Items from a dataset:
## START

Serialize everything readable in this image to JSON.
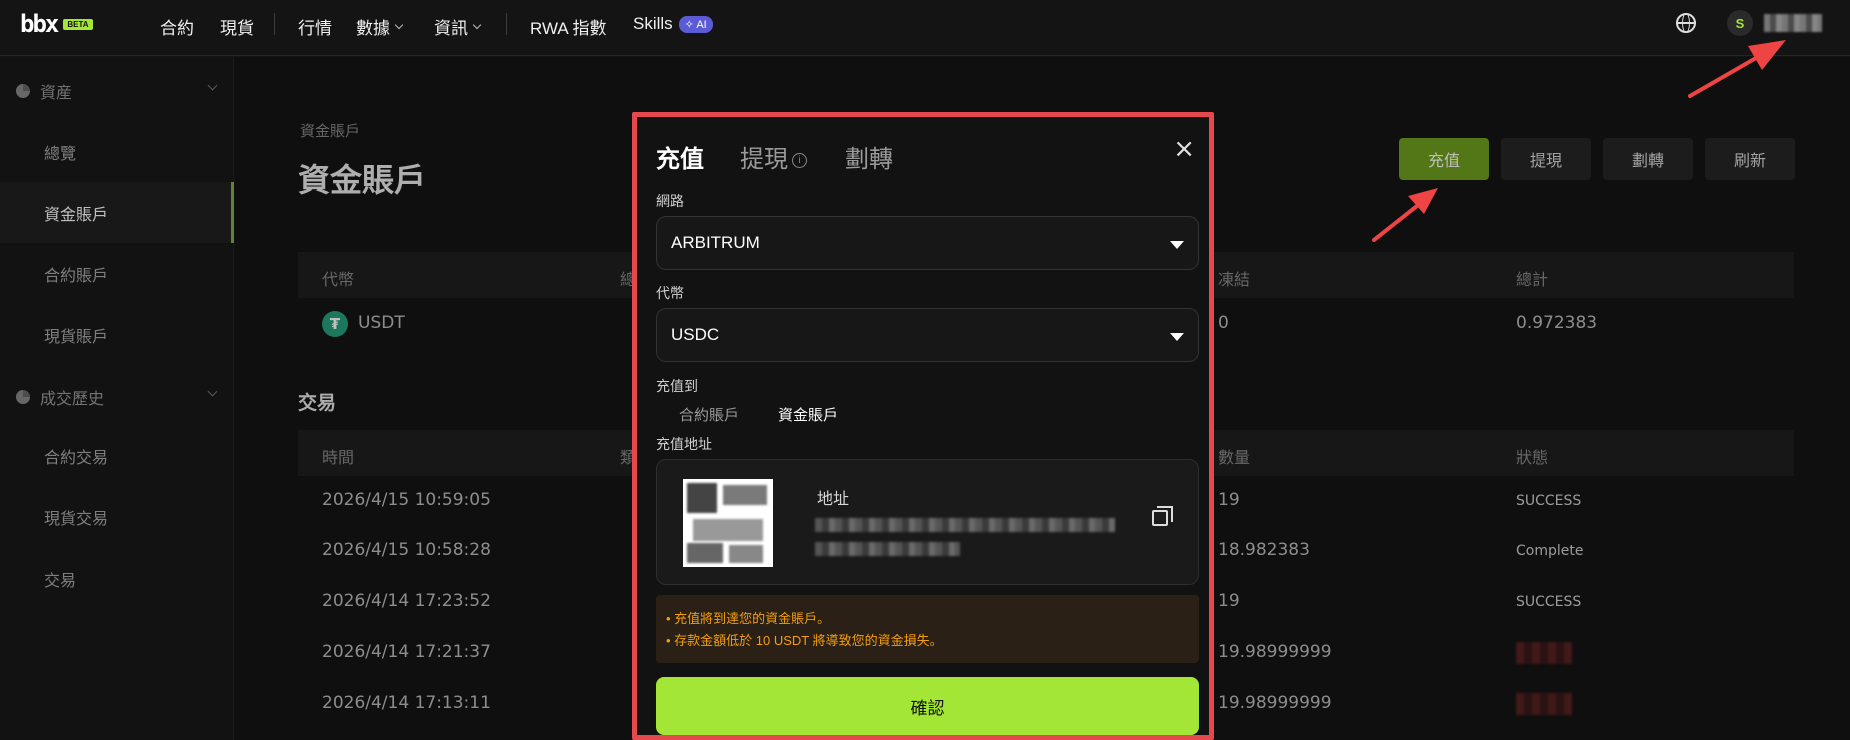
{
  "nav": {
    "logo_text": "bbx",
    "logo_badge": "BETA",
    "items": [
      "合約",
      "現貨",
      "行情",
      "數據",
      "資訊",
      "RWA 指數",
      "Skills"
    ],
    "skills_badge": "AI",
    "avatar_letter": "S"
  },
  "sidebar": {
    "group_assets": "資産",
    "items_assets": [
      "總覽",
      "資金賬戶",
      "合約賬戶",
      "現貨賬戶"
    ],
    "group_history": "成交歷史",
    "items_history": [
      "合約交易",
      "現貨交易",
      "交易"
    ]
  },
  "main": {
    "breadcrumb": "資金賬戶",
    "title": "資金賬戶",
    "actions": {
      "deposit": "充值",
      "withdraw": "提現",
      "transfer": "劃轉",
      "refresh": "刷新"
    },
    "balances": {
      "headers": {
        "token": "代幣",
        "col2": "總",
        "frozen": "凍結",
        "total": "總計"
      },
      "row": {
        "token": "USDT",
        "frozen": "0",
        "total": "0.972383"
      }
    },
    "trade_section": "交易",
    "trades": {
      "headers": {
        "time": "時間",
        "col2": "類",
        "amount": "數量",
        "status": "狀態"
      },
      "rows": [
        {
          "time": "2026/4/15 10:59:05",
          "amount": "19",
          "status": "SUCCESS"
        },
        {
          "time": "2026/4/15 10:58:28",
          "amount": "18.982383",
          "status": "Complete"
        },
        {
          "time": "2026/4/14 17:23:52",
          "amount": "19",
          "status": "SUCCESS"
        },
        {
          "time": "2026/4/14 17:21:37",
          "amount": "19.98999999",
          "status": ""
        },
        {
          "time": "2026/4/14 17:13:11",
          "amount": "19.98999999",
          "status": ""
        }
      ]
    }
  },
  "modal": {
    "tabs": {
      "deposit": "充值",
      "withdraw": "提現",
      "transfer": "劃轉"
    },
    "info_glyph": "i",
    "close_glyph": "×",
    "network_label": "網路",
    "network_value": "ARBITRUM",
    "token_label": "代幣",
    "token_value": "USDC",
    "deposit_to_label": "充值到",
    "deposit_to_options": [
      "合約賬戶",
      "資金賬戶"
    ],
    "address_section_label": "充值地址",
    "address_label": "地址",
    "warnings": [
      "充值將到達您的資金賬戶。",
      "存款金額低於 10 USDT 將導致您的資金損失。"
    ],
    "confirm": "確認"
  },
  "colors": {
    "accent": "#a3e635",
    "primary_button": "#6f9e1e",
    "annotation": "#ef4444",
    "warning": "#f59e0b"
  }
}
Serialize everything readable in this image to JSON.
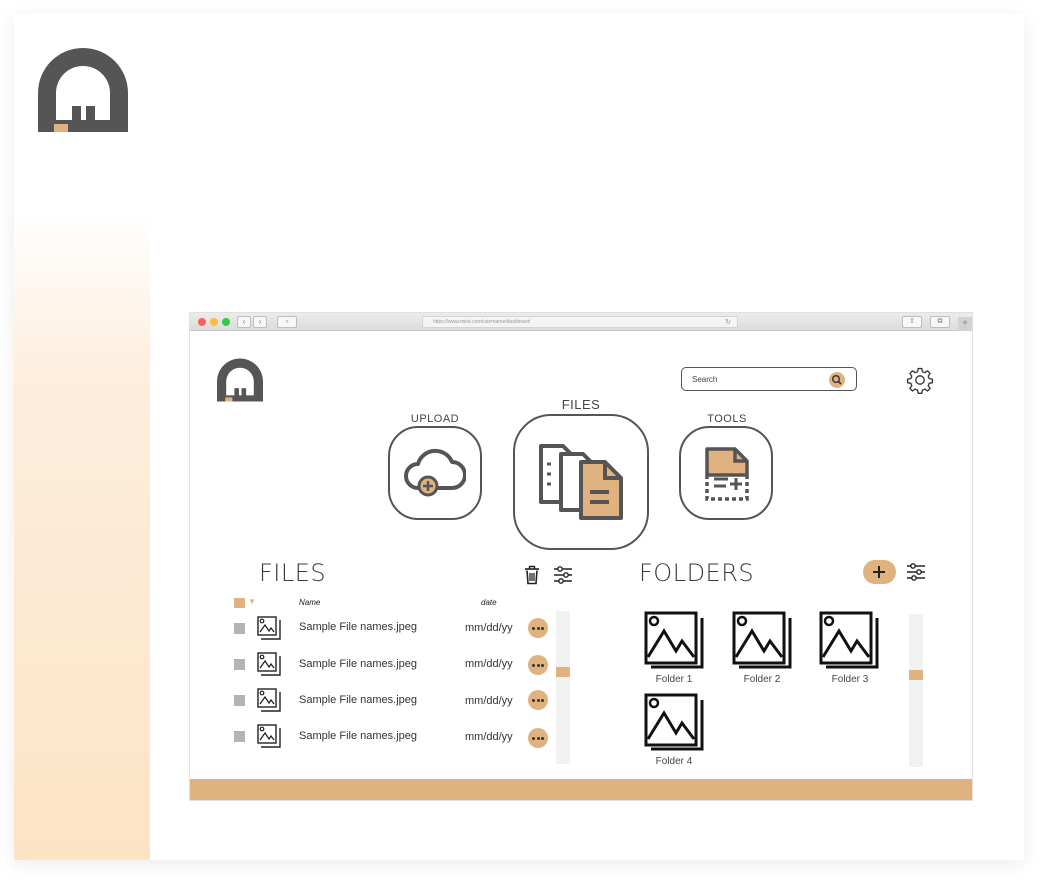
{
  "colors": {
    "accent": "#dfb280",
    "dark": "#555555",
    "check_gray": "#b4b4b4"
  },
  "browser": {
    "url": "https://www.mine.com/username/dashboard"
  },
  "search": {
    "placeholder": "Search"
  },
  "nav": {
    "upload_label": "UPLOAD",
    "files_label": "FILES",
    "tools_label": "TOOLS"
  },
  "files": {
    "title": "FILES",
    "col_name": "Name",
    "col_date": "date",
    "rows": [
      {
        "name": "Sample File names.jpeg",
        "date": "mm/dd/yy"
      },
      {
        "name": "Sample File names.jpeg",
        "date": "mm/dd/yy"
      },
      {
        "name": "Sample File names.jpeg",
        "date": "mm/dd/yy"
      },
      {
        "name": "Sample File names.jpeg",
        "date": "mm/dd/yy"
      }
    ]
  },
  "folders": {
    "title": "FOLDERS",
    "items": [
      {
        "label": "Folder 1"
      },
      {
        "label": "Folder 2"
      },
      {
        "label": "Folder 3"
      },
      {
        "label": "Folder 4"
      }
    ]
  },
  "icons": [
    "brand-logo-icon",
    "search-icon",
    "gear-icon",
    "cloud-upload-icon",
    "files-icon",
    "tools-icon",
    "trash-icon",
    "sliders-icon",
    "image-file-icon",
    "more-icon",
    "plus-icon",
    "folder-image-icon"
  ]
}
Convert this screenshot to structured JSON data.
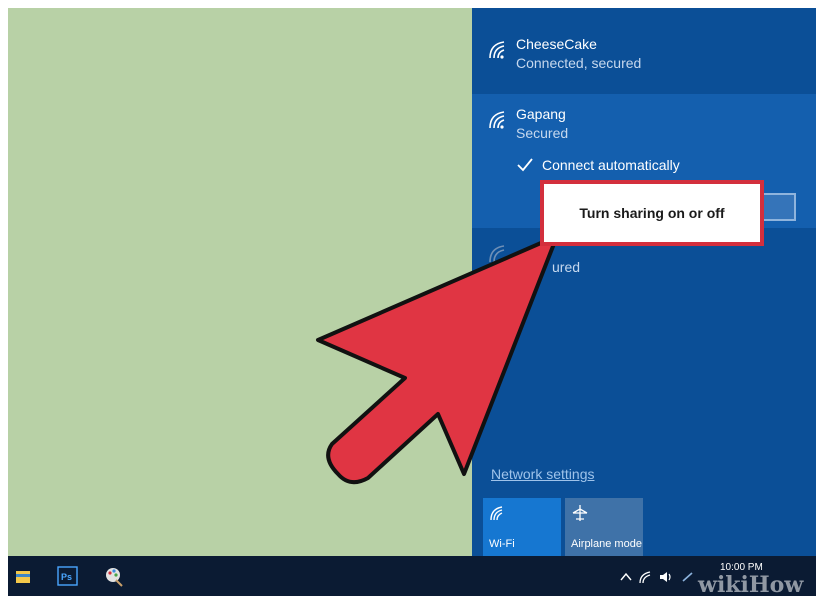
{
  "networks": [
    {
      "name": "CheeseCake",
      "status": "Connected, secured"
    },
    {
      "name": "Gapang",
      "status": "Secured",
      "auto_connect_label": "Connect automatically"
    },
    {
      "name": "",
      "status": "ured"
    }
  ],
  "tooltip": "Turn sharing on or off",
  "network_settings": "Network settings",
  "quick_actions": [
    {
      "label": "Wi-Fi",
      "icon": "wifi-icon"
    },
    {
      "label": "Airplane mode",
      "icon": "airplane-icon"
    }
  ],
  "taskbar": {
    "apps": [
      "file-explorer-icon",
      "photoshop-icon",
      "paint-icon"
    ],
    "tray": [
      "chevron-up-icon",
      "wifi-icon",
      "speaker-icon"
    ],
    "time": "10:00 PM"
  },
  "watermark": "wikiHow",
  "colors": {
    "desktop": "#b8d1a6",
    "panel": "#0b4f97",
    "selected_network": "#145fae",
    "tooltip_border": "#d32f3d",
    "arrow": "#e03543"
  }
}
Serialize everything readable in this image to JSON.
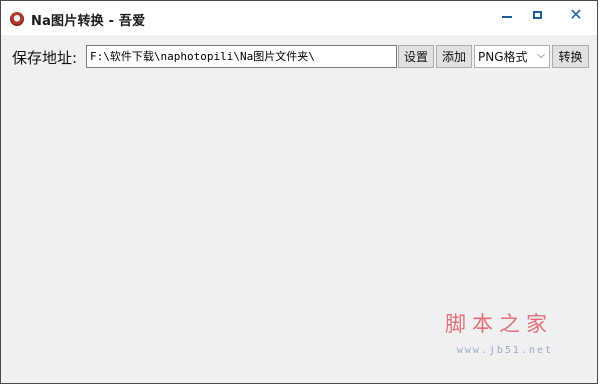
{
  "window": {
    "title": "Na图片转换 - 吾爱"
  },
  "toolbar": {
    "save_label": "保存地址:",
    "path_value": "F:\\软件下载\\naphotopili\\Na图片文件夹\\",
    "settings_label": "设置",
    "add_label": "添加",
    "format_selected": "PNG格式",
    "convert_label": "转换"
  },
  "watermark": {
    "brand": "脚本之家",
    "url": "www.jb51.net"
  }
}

## END

◆ **GOAL OF THE EXERCISE**: Each record must be quoted in full and exactly. Do not include the pictures.

◆ **RIGHT ANSWER**:
Serialize everything readable in this image to JSON.
{
  "nav": {
    "logo_text": "bbx",
    "logo_badge": "BETA",
    "items": [
      "合約",
      "現貨",
      "行情",
      "數據",
      "資訊",
      "RWA 指數",
      "Skills"
    ],
    "skills_badge": "AI",
    "avatar_letter": "S"
  },
  "sidebar": {
    "group_assets": "資産",
    "items_assets": [
      "總覽",
      "資金賬戶",
      "合約賬戶",
      "現貨賬戶"
    ],
    "group_history": "成交歷史",
    "items_history": [
      "合約交易",
      "現貨交易",
      "交易"
    ]
  },
  "main": {
    "breadcrumb": "資金賬戶",
    "title": "資金賬戶",
    "actions": {
      "deposit": "充值",
      "withdraw": "提現",
      "transfer": "劃轉",
      "refresh": "刷新"
    },
    "balances": {
      "headers": {
        "token": "代幣",
        "col2": "總",
        "frozen": "凍結",
        "total": "總計"
      },
      "row": {
        "token": "USDT",
        "frozen": "0",
        "total": "0.972383"
      }
    },
    "trade_section": "交易",
    "trades": {
      "headers": {
        "time": "時間",
        "col2": "類",
        "amount": "數量",
        "status": "狀態"
      },
      "rows": [
        {
          "time": "2026/4/15 10:59:05",
          "amount": "19",
          "status": "SUCCESS"
        },
        {
          "time": "2026/4/15 10:58:28",
          "amount": "18.982383",
          "status": "Complete"
        },
        {
          "time": "2026/4/14 17:23:52",
          "amount": "19",
          "status": "SUCCESS"
        },
        {
          "time": "2026/4/14 17:21:37",
          "amount": "19.98999999",
          "status": ""
        },
        {
          "time": "2026/4/14 17:13:11",
          "amount": "19.98999999",
          "status": ""
        }
      ]
    }
  },
  "modal": {
    "tabs": {
      "deposit": "充值",
      "withdraw": "提現",
      "transfer": "劃轉"
    },
    "info_glyph": "i",
    "close_glyph": "×",
    "network_label": "網路",
    "network_value": "ARBITRUM",
    "token_label": "代幣",
    "token_value": "USDC",
    "deposit_to_label": "充值到",
    "deposit_to_options": [
      "合約賬戶",
      "資金賬戶"
    ],
    "address_section_label": "充值地址",
    "address_label": "地址",
    "warnings": [
      "充值將到達您的資金賬戶。",
      "存款金額低於 10 USDT 將導致您的資金損失。"
    ],
    "confirm": "確認"
  },
  "colors": {
    "accent": "#a3e635",
    "primary_button": "#6f9e1e",
    "annotation": "#ef4444",
    "warning": "#f59e0b"
  }
}
Serialize everything readable in this image to JSON.
{
  "colors": {
    "accent": "#dfb280",
    "dark": "#555555",
    "check_gray": "#b4b4b4"
  },
  "browser": {
    "url": "https://www.mine.com/username/dashboard"
  },
  "search": {
    "placeholder": "Search"
  },
  "nav": {
    "upload_label": "UPLOAD",
    "files_label": "FILES",
    "tools_label": "TOOLS"
  },
  "files": {
    "title": "FILES",
    "col_name": "Name",
    "col_date": "date",
    "rows": [
      {
        "name": "Sample File names.jpeg",
        "date": "mm/dd/yy"
      },
      {
        "name": "Sample File names.jpeg",
        "date": "mm/dd/yy"
      },
      {
        "name": "Sample File names.jpeg",
        "date": "mm/dd/yy"
      },
      {
        "name": "Sample File names.jpeg",
        "date": "mm/dd/yy"
      }
    ]
  },
  "folders": {
    "title": "FOLDERS",
    "items": [
      {
        "label": "Folder 1"
      },
      {
        "label": "Folder 2"
      },
      {
        "label": "Folder 3"
      },
      {
        "label": "Folder 4"
      }
    ]
  },
  "icons": [
    "brand-logo-icon",
    "search-icon",
    "gear-icon",
    "cloud-upload-icon",
    "files-icon",
    "tools-icon",
    "trash-icon",
    "sliders-icon",
    "image-file-icon",
    "more-icon",
    "plus-icon",
    "folder-image-icon"
  ]
}
Convert this screenshot to structured JSON data.
{
  "networks": [
    {
      "name": "CheeseCake",
      "status": "Connected, secured"
    },
    {
      "name": "Gapang",
      "status": "Secured",
      "auto_connect_label": "Connect automatically"
    },
    {
      "name": "",
      "status": "ured"
    }
  ],
  "tooltip": "Turn sharing on or off",
  "network_settings": "Network settings",
  "quick_actions": [
    {
      "label": "Wi-Fi",
      "icon": "wifi-icon"
    },
    {
      "label": "Airplane mode",
      "icon": "airplane-icon"
    }
  ],
  "taskbar": {
    "apps": [
      "file-explorer-icon",
      "photoshop-icon",
      "paint-icon"
    ],
    "tray": [
      "chevron-up-icon",
      "wifi-icon",
      "speaker-icon"
    ],
    "time": "10:00 PM"
  },
  "watermark": "wikiHow",
  "colors": {
    "desktop": "#b8d1a6",
    "panel": "#0b4f97",
    "selected_network": "#145fae",
    "tooltip_border": "#d32f3d",
    "arrow": "#e03543"
  }
}
Serialize everything readable in this image to JSON.
{
  "window": {
    "title": "Na图片转换 - 吾爱"
  },
  "toolbar": {
    "save_label": "保存地址:",
    "path_value": "F:\\软件下载\\naphotopili\\Na图片文件夹\\",
    "settings_label": "设置",
    "add_label": "添加",
    "format_selected": "PNG格式",
    "convert_label": "转换"
  },
  "watermark": {
    "brand": "脚本之家",
    "url": "www.jb51.net"
  }
}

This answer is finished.